#### [EXCERPTED DATA]
++++++++++

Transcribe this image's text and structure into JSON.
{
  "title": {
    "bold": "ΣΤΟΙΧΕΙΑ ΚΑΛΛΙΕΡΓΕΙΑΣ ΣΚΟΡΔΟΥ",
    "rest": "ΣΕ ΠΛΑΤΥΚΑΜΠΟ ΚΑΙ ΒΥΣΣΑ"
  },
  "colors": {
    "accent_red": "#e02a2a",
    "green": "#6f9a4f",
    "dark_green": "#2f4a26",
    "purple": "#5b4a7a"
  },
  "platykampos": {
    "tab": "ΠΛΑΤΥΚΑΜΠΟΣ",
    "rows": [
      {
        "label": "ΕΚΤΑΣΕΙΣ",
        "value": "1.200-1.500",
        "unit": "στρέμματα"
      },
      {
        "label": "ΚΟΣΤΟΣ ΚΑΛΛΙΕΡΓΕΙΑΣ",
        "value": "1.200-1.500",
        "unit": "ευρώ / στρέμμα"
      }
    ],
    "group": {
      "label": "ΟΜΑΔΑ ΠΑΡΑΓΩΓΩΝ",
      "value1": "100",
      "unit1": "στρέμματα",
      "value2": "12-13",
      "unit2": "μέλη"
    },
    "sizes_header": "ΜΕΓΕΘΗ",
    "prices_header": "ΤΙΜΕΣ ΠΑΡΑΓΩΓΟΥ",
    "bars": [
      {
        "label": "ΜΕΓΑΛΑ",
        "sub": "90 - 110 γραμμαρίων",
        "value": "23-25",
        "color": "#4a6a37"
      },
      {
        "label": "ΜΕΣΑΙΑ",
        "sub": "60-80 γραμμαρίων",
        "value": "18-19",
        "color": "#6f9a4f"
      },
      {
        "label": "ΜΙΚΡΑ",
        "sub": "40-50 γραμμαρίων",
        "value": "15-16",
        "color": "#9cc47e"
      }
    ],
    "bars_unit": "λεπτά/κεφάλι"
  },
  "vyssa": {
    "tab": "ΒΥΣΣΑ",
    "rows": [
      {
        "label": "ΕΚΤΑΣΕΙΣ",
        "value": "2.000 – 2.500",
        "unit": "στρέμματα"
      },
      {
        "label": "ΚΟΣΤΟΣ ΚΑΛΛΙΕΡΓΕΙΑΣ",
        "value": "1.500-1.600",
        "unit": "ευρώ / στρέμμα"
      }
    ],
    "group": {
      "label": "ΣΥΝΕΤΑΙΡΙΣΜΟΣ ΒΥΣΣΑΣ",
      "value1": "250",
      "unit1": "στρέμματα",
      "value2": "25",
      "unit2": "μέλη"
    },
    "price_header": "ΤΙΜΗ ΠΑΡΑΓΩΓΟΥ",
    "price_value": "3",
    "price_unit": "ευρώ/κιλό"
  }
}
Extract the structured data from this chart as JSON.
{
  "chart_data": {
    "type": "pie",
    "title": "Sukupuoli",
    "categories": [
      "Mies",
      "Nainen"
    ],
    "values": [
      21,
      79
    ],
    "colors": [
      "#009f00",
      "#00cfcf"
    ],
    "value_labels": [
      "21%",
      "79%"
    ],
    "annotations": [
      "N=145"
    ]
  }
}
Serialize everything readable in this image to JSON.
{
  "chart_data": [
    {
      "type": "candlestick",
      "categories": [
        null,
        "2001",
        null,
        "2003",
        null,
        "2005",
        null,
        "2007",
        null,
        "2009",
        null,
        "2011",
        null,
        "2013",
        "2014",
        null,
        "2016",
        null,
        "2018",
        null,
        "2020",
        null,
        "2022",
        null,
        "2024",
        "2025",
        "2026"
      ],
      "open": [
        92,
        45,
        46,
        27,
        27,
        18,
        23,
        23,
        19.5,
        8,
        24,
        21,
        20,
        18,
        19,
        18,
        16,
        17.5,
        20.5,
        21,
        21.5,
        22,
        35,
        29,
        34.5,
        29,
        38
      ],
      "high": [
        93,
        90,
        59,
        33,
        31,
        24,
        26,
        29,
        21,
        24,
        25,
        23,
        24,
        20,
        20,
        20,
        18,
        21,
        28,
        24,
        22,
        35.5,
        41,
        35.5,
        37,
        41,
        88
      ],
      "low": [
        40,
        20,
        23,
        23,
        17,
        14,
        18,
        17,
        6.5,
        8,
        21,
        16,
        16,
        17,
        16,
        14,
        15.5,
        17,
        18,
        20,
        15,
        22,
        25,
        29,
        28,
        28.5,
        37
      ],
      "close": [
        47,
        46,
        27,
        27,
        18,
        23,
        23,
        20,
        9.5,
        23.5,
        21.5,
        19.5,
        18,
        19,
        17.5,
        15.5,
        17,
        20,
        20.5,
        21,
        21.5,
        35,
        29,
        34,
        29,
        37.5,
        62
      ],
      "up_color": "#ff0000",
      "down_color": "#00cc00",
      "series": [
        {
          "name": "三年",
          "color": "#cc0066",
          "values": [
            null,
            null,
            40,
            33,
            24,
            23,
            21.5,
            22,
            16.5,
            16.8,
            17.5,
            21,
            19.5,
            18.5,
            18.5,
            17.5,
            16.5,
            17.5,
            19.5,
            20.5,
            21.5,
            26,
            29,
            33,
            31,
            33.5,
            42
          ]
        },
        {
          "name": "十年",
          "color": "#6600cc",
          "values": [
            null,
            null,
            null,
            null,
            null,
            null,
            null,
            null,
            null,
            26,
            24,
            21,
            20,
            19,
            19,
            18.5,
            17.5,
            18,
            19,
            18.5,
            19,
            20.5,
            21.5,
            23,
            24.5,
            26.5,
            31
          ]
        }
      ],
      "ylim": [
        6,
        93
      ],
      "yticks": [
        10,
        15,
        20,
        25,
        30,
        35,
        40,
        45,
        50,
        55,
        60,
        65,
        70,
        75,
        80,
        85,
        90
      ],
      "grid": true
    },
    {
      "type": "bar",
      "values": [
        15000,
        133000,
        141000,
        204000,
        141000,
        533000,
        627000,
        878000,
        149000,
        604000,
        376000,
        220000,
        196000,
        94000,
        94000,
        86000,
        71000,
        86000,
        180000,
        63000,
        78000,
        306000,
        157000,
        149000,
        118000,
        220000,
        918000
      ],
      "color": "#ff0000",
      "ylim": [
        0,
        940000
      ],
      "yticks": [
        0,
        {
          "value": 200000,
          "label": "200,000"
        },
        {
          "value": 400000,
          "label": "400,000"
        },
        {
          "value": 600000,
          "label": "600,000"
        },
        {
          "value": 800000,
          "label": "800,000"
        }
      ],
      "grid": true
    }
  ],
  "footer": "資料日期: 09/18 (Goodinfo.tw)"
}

++++++++++

Write the entire listing out again, word for word.

Transcribe this image's text and structure into JSON.
{
  "title": {
    "bold": "ΣΤΟΙΧΕΙΑ ΚΑΛΛΙΕΡΓΕΙΑΣ ΣΚΟΡΔΟΥ",
    "rest": "ΣΕ ΠΛΑΤΥΚΑΜΠΟ ΚΑΙ ΒΥΣΣΑ"
  },
  "colors": {
    "accent_red": "#e02a2a",
    "green": "#6f9a4f",
    "dark_green": "#2f4a26",
    "purple": "#5b4a7a"
  },
  "platykampos": {
    "tab": "ΠΛΑΤΥΚΑΜΠΟΣ",
    "rows": [
      {
        "label": "ΕΚΤΑΣΕΙΣ",
        "value": "1.200-1.500",
        "unit": "στρέμματα"
      },
      {
        "label": "ΚΟΣΤΟΣ ΚΑΛΛΙΕΡΓΕΙΑΣ",
        "value": "1.200-1.500",
        "unit": "ευρώ / στρέμμα"
      }
    ],
    "group": {
      "label": "ΟΜΑΔΑ ΠΑΡΑΓΩΓΩΝ",
      "value1": "100",
      "unit1": "στρέμματα",
      "value2": "12-13",
      "unit2": "μέλη"
    },
    "sizes_header": "ΜΕΓΕΘΗ",
    "prices_header": "ΤΙΜΕΣ ΠΑΡΑΓΩΓΟΥ",
    "bars": [
      {
        "label": "ΜΕΓΑΛΑ",
        "sub": "90 - 110 γραμμαρίων",
        "value": "23-25",
        "color": "#4a6a37"
      },
      {
        "label": "ΜΕΣΑΙΑ",
        "sub": "60-80 γραμμαρίων",
        "value": "18-19",
        "color": "#6f9a4f"
      },
      {
        "label": "ΜΙΚΡΑ",
        "sub": "40-50 γραμμαρίων",
        "value": "15-16",
        "color": "#9cc47e"
      }
    ],
    "bars_unit": "λεπτά/κεφάλι"
  },
  "vyssa": {
    "tab": "ΒΥΣΣΑ",
    "rows": [
      {
        "label": "ΕΚΤΑΣΕΙΣ",
        "value": "2.000 – 2.500",
        "unit": "στρέμματα"
      },
      {
        "label": "ΚΟΣΤΟΣ ΚΑΛΛΙΕΡΓΕΙΑΣ",
        "value": "1.500-1.600",
        "unit": "ευρώ / στρέμμα"
      }
    ],
    "group": {
      "label": "ΣΥΝΕΤΑΙΡΙΣΜΟΣ ΒΥΣΣΑΣ",
      "value1": "250",
      "unit1": "στρέμματα",
      "value2": "25",
      "unit2": "μέλη"
    },
    "price_header": "ΤΙΜΗ ΠΑΡΑΓΩΓΟΥ",
    "price_value": "3",
    "price_unit": "ευρώ/κιλό"
  }
}
Extract the structured data from this chart as JSON.
{
  "chart_data": {
    "type": "pie",
    "title": "Sukupuoli",
    "categories": [
      "Mies",
      "Nainen"
    ],
    "values": [
      21,
      79
    ],
    "colors": [
      "#009f00",
      "#00cfcf"
    ],
    "value_labels": [
      "21%",
      "79%"
    ],
    "annotations": [
      "N=145"
    ]
  }
}
Serialize everything readable in this image to JSON.
{
  "chart_data": [
    {
      "type": "candlestick",
      "categories": [
        null,
        "2001",
        null,
        "2003",
        null,
        "2005",
        null,
        "2007",
        null,
        "2009",
        null,
        "2011",
        null,
        "2013",
        "2014",
        null,
        "2016",
        null,
        "2018",
        null,
        "2020",
        null,
        "2022",
        null,
        "2024",
        "2025",
        "2026"
      ],
      "open": [
        92,
        45,
        46,
        27,
        27,
        18,
        23,
        23,
        19.5,
        8,
        24,
        21,
        20,
        18,
        19,
        18,
        16,
        17.5,
        20.5,
        21,
        21.5,
        22,
        35,
        29,
        34.5,
        29,
        38
      ],
      "high": [
        93,
        90,
        59,
        33,
        31,
        24,
        26,
        29,
        21,
        24,
        25,
        23,
        24,
        20,
        20,
        20,
        18,
        21,
        28,
        24,
        22,
        35.5,
        41,
        35.5,
        37,
        41,
        88
      ],
      "low": [
        40,
        20,
        23,
        23,
        17,
        14,
        18,
        17,
        6.5,
        8,
        21,
        16,
        16,
        17,
        16,
        14,
        15.5,
        17,
        18,
        20,
        15,
        22,
        25,
        29,
        28,
        28.5,
        37
      ],
      "close": [
        47,
        46,
        27,
        27,
        18,
        23,
        23,
        20,
        9.5,
        23.5,
        21.5,
        19.5,
        18,
        19,
        17.5,
        15.5,
        17,
        20,
        20.5,
        21,
        21.5,
        35,
        29,
        34,
        29,
        37.5,
        62
      ],
      "up_color": "#ff0000",
      "down_color": "#00cc00",
      "series": [
        {
          "name": "三年",
          "color": "#cc0066",
          "values": [
            null,
            null,
            40,
            33,
            24,
            23,
            21.5,
            22,
            16.5,
            16.8,
            17.5,
            21,
            19.5,
            18.5,
            18.5,
            17.5,
            16.5,
            17.5,
            19.5,
            20.5,
            21.5,
            26,
            29,
            33,
            31,
            33.5,
            42
          ]
        },
        {
          "name": "十年",
          "color": "#6600cc",
          "values": [
            null,
            null,
            null,
            null,
            null,
            null,
            null,
            null,
            null,
            26,
            24,
            21,
            20,
            19,
            19,
            18.5,
            17.5,
            18,
            19,
            18.5,
            19,
            20.5,
            21.5,
            23,
            24.5,
            26.5,
            31
          ]
        }
      ],
      "ylim": [
        6,
        93
      ],
      "yticks": [
        10,
        15,
        20,
        25,
        30,
        35,
        40,
        45,
        50,
        55,
        60,
        65,
        70,
        75,
        80,
        85,
        90
      ],
      "grid": true
    },
    {
      "type": "bar",
      "values": [
        15000,
        133000,
        141000,
        204000,
        141000,
        533000,
        627000,
        878000,
        149000,
        604000,
        376000,
        220000,
        196000,
        94000,
        94000,
        86000,
        71000,
        86000,
        180000,
        63000,
        78000,
        306000,
        157000,
        149000,
        118000,
        220000,
        918000
      ],
      "color": "#ff0000",
      "ylim": [
        0,
        940000
      ],
      "yticks": [
        0,
        {
          "value": 200000,
          "label": "200,000"
        },
        {
          "value": 400000,
          "label": "400,000"
        },
        {
          "value": 600000,
          "label": "600,000"
        },
        {
          "value": 800000,
          "label": "800,000"
        }
      ],
      "grid": true
    }
  ],
  "footer": "資料日期: 09/18 (Goodinfo.tw)"
}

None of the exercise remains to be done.